BEGIN THE RECORDS

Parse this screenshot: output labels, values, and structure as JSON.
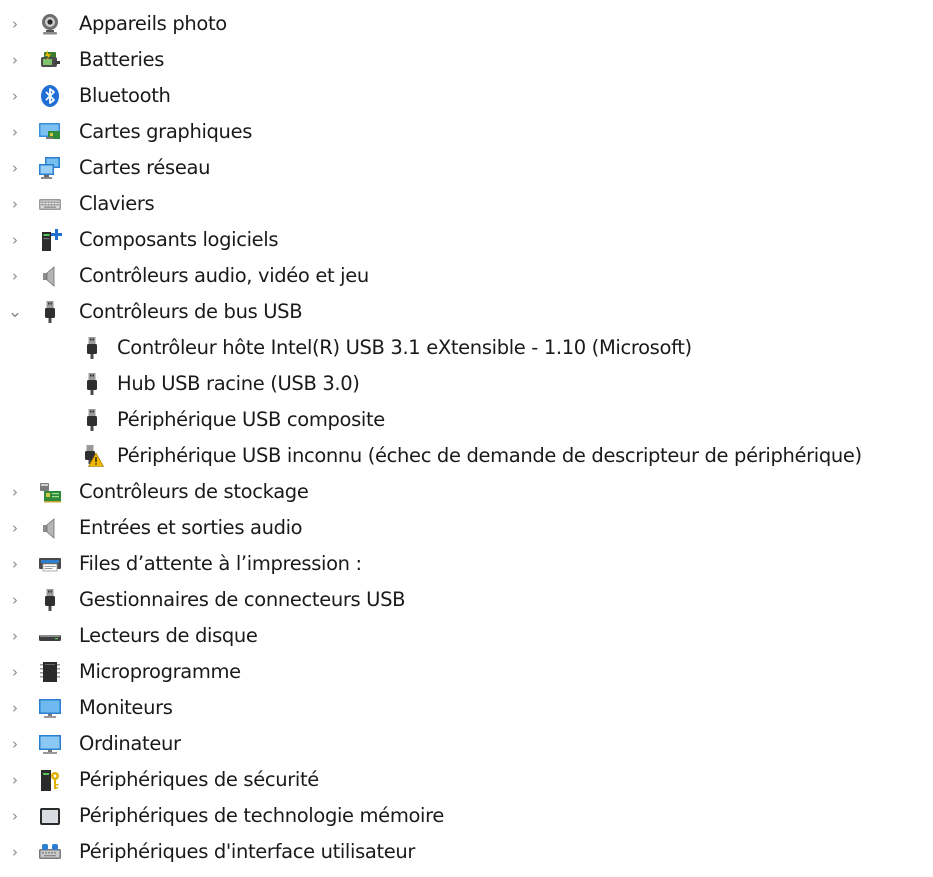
{
  "chevrons": {
    "collapsed": "›",
    "expanded": "⌄"
  },
  "items": [
    {
      "label": "Appareils photo",
      "icon": "webcam-icon",
      "expanded": false
    },
    {
      "label": "Batteries",
      "icon": "battery-icon",
      "expanded": false
    },
    {
      "label": "Bluetooth",
      "icon": "bluetooth-icon",
      "expanded": false
    },
    {
      "label": "Cartes graphiques",
      "icon": "display-adapter-icon",
      "expanded": false
    },
    {
      "label": "Cartes réseau",
      "icon": "network-adapter-icon",
      "expanded": false
    },
    {
      "label": "Claviers",
      "icon": "keyboard-icon",
      "expanded": false
    },
    {
      "label": "Composants logiciels",
      "icon": "software-component-icon",
      "expanded": false
    },
    {
      "label": "Contrôleurs audio, vidéo et jeu",
      "icon": "speaker-icon",
      "expanded": false
    },
    {
      "label": "Contrôleurs de bus USB",
      "icon": "usb-plug-icon",
      "expanded": true,
      "children": [
        {
          "label": "Contrôleur hôte Intel(R) USB 3.1 eXtensible - 1.10 (Microsoft)",
          "icon": "usb-plug-icon"
        },
        {
          "label": "Hub USB racine (USB 3.0)",
          "icon": "usb-plug-icon"
        },
        {
          "label": "Périphérique USB composite",
          "icon": "usb-plug-icon"
        },
        {
          "label": "Périphérique USB inconnu (échec de demande de descripteur de périphérique)",
          "icon": "usb-warning-icon"
        }
      ]
    },
    {
      "label": "Contrôleurs de stockage",
      "icon": "storage-controller-icon",
      "expanded": false
    },
    {
      "label": "Entrées et sorties audio",
      "icon": "speaker-icon",
      "expanded": false
    },
    {
      "label": "Files d’attente à l’impression :",
      "icon": "printer-icon",
      "expanded": false
    },
    {
      "label": "Gestionnaires de connecteurs USB",
      "icon": "usb-plug-icon",
      "expanded": false
    },
    {
      "label": "Lecteurs de disque",
      "icon": "disk-drive-icon",
      "expanded": false
    },
    {
      "label": "Microprogramme",
      "icon": "firmware-chip-icon",
      "expanded": false
    },
    {
      "label": "Moniteurs",
      "icon": "monitor-icon",
      "expanded": false
    },
    {
      "label": "Ordinateur",
      "icon": "computer-icon",
      "expanded": false
    },
    {
      "label": "Périphériques de sécurité",
      "icon": "security-key-icon",
      "expanded": false
    },
    {
      "label": "Périphériques de technologie mémoire",
      "icon": "memory-tech-icon",
      "expanded": false
    },
    {
      "label": "Périphériques d'interface utilisateur",
      "icon": "hid-icon",
      "expanded": false
    }
  ]
}
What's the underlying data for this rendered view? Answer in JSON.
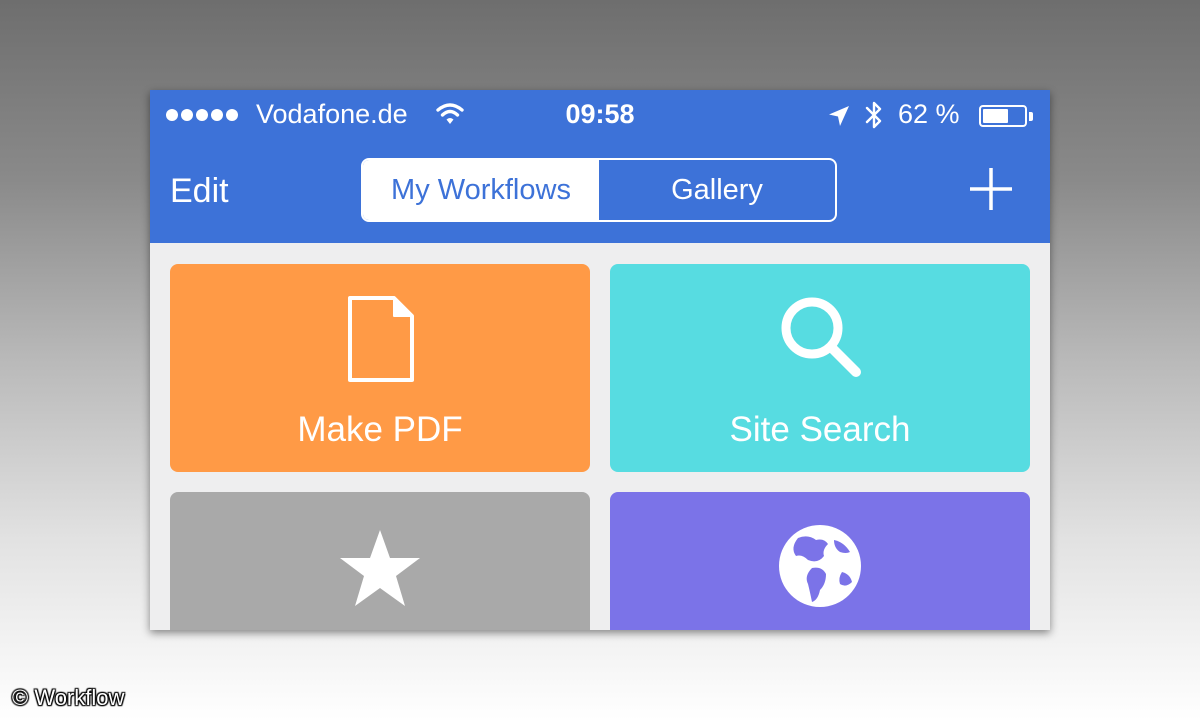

END THE RECORDS

● STATED TASK
Retype all the records shown above, character for character. Omit every picture.

● SOLUTION FOR THIS EXERCISE
Parse this screenshot: output labels, values, and structure as JSON.
{
  "chevrons": {
    "collapsed": "›",
    "expanded": "⌄"
  },
  "items": [
    {
      "label": "Appareils photo",
      "icon": "webcam-icon",
      "expanded": false
    },
    {
      "label": "Batteries",
      "icon": "battery-icon",
      "expanded": false
    },
    {
      "label": "Bluetooth",
      "icon": "bluetooth-icon",
      "expanded": false
    },
    {
      "label": "Cartes graphiques",
      "icon": "display-adapter-icon",
      "expanded": false
    },
    {
      "label": "Cartes réseau",
      "icon": "network-adapter-icon",
      "expanded": false
    },
    {
      "label": "Claviers",
      "icon": "keyboard-icon",
      "expanded": false
    },
    {
      "label": "Composants logiciels",
      "icon": "software-component-icon",
      "expanded": false
    },
    {
      "label": "Contrôleurs audio, vidéo et jeu",
      "icon": "speaker-icon",
      "expanded": false
    },
    {
      "label": "Contrôleurs de bus USB",
      "icon": "usb-plug-icon",
      "expanded": true,
      "children": [
        {
          "label": "Contrôleur hôte Intel(R) USB 3.1 eXtensible - 1.10 (Microsoft)",
          "icon": "usb-plug-icon"
        },
        {
          "label": "Hub USB racine (USB 3.0)",
          "icon": "usb-plug-icon"
        },
        {
          "label": "Périphérique USB composite",
          "icon": "usb-plug-icon"
        },
        {
          "label": "Périphérique USB inconnu (échec de demande de descripteur de périphérique)",
          "icon": "usb-warning-icon"
        }
      ]
    },
    {
      "label": "Contrôleurs de stockage",
      "icon": "storage-controller-icon",
      "expanded": false
    },
    {
      "label": "Entrées et sorties audio",
      "icon": "speaker-icon",
      "expanded": false
    },
    {
      "label": "Files d’attente à l’impression :",
      "icon": "printer-icon",
      "expanded": false
    },
    {
      "label": "Gestionnaires de connecteurs USB",
      "icon": "usb-plug-icon",
      "expanded": false
    },
    {
      "label": "Lecteurs de disque",
      "icon": "disk-drive-icon",
      "expanded": false
    },
    {
      "label": "Microprogramme",
      "icon": "firmware-chip-icon",
      "expanded": false
    },
    {
      "label": "Moniteurs",
      "icon": "monitor-icon",
      "expanded": false
    },
    {
      "label": "Ordinateur",
      "icon": "computer-icon",
      "expanded": false
    },
    {
      "label": "Périphériques de sécurité",
      "icon": "security-key-icon",
      "expanded": false
    },
    {
      "label": "Périphériques de technologie mémoire",
      "icon": "memory-tech-icon",
      "expanded": false
    },
    {
      "label": "Périphériques d'interface utilisateur",
      "icon": "hid-icon",
      "expanded": false
    }
  ]
}
What's the underlying data for this rendered view? Answer in JSON.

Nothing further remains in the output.